● Problem to work on
All of the material should be reproduced exactly, with pictures left out.

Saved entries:

§

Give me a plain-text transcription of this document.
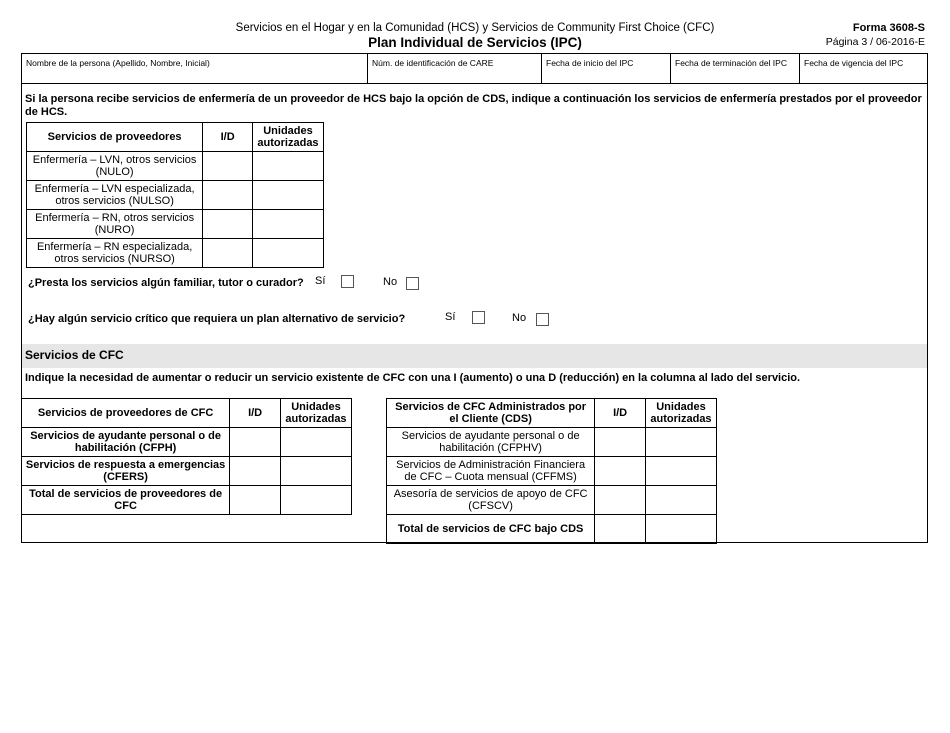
Servicios en el Hogar y en la Comunidad (HCS) y Servicios de Community First Choice (CFC)
Plan Individual de Servicios (IPC)
Forma 3608-S
Página 3 / 06-2016-E
Nombre de la persona (Apellido, Nombre, Inicial)	Núm. de identificación de CARE	Fecha de inicio del IPC	Fecha de terminación del IPC	Fecha de vigencia del IPC
Si la persona recibe servicios de enfermería de un proveedor de HCS bajo la opción de CDS, indique a continuación los servicios de enfermería prestados por el proveedor de HCS.
Servicios de proveedores	I/D	Unidades autorizadas
Enfermería – LVN, otros servicios (NULO)		
Enfermería – LVN especializada, otros servicios (NULSO)		
Enfermería – RN, otros servicios (NURO)		
Enfermería – RN especializada, otros servicios (NURSO)		
¿Presta los servicios algún familiar, tutor o curador? Sí	No
¿Hay algún servicio crítico que requiera un plan alternativo de servicio?	Sí	No
Servicios de CFC
Indique la necesidad de aumentar o reducir un servicio existente de CFC con una I (aumento) o una D (reducción) en la columna al lado del servicio.
Servicios de proveedores de CFC	I/D	Unidades autorizadas
Servicios de ayudante personal o de habilitación (CFPH)		
Servicios de respuesta a emergencias (CFERS)		
Total de servicios de proveedores de CFC		
Servicios de CFC Administrados por el Cliente (CDS)	I/D	Unidades autorizadas
Servicios de ayudante personal o de habilitación (CFPHV)		
Servicios de Administración Financiera de CFC – Cuota mensual (CFFMS)		
Asesoría de servicios de apoyo de CFC (CFSCV)		
Total de servicios de CFC bajo CDS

§

● Exercise solution
Give me a plain-text transcription of this document.
Servicios en el Hogar y en la Comunidad (HCS) y Servicios de Community First Choice (CFC)
Plan Individual de Servicios (IPC)
Forma 3608-S
Página 3 / 06-2016-E
Nombre de la persona (Apellido, Nombre, Inicial)	Núm. de identificación de CARE	Fecha de inicio del IPC	Fecha de terminación del IPC	Fecha de vigencia del IPC
Si la persona recibe servicios de enfermería de un proveedor de HCS bajo la opción de CDS, indique a continuación los servicios de enfermería prestados por el proveedor de HCS.
Servicios de proveedores	I/D	Unidades autorizadas
Enfermería – LVN, otros servicios (NULO)		
Enfermería – LVN especializada, otros servicios (NULSO)		
Enfermería – RN, otros servicios (NURO)		
Enfermería – RN especializada, otros servicios (NURSO)		
¿Presta los servicios algún familiar, tutor o curador? Sí	No
¿Hay algún servicio crítico que requiera un plan alternativo de servicio?	Sí	No
Servicios de CFC
Indique la necesidad de aumentar o reducir un servicio existente de CFC con una I (aumento) o una D (reducción) en la columna al lado del servicio.
Servicios de proveedores de CFC	I/D	Unidades autorizadas
Servicios de ayudante personal o de habilitación (CFPH)		
Servicios de respuesta a emergencias (CFERS)		
Total de servicios de proveedores de CFC		
Servicios de CFC Administrados por el Cliente (CDS)	I/D	Unidades autorizadas
Servicios de ayudante personal o de habilitación (CFPHV)		
Servicios de Administración Financiera de CFC – Cuota mensual (CFFMS)		
Asesoría de servicios de apoyo de CFC (CFSCV)		
Total de servicios de CFC bajo CDS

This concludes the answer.